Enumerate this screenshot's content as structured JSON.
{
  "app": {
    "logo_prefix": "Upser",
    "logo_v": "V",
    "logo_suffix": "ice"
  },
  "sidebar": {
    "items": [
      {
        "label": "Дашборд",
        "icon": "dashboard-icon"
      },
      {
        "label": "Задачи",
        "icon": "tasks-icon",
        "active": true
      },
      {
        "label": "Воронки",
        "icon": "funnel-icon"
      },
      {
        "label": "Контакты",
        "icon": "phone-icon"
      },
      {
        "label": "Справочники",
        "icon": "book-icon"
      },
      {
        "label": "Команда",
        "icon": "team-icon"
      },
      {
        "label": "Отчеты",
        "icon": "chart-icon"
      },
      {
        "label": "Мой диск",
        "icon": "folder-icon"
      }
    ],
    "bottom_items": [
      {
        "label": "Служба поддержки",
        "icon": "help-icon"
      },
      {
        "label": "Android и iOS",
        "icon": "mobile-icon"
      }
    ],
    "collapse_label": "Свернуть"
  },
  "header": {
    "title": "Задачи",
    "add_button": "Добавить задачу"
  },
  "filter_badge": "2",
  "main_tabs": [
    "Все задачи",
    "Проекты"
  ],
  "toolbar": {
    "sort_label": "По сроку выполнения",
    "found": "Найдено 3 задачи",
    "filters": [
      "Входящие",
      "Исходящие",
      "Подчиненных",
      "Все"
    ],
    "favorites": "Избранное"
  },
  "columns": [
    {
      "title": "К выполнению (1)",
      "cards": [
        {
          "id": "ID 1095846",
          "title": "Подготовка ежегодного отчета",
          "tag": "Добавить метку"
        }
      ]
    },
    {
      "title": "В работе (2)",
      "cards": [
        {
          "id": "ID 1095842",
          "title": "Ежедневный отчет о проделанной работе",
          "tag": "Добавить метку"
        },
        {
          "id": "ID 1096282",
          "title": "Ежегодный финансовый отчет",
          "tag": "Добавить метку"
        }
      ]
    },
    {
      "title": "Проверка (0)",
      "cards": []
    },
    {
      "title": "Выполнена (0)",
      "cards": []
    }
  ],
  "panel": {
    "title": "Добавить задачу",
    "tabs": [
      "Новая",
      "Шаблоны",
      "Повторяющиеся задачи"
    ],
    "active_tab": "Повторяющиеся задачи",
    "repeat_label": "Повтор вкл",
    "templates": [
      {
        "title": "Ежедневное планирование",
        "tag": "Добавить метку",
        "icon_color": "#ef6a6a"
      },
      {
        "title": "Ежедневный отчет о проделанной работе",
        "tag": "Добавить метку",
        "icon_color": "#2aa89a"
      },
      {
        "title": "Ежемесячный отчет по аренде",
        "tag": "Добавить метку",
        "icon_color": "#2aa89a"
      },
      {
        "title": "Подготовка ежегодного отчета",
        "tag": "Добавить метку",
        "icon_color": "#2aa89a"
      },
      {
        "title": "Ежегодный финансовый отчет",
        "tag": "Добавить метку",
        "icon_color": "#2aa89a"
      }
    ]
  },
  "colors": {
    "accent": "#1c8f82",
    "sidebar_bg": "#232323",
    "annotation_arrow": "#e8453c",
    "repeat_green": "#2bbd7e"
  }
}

******************************

What is required - Within the data above, pick out all lines holding the word "проделанной".

Output of the task -
          "title": "Ежедневный отчет о проделанной работе",
        "title": "Ежедневный отчет о проделанной работе",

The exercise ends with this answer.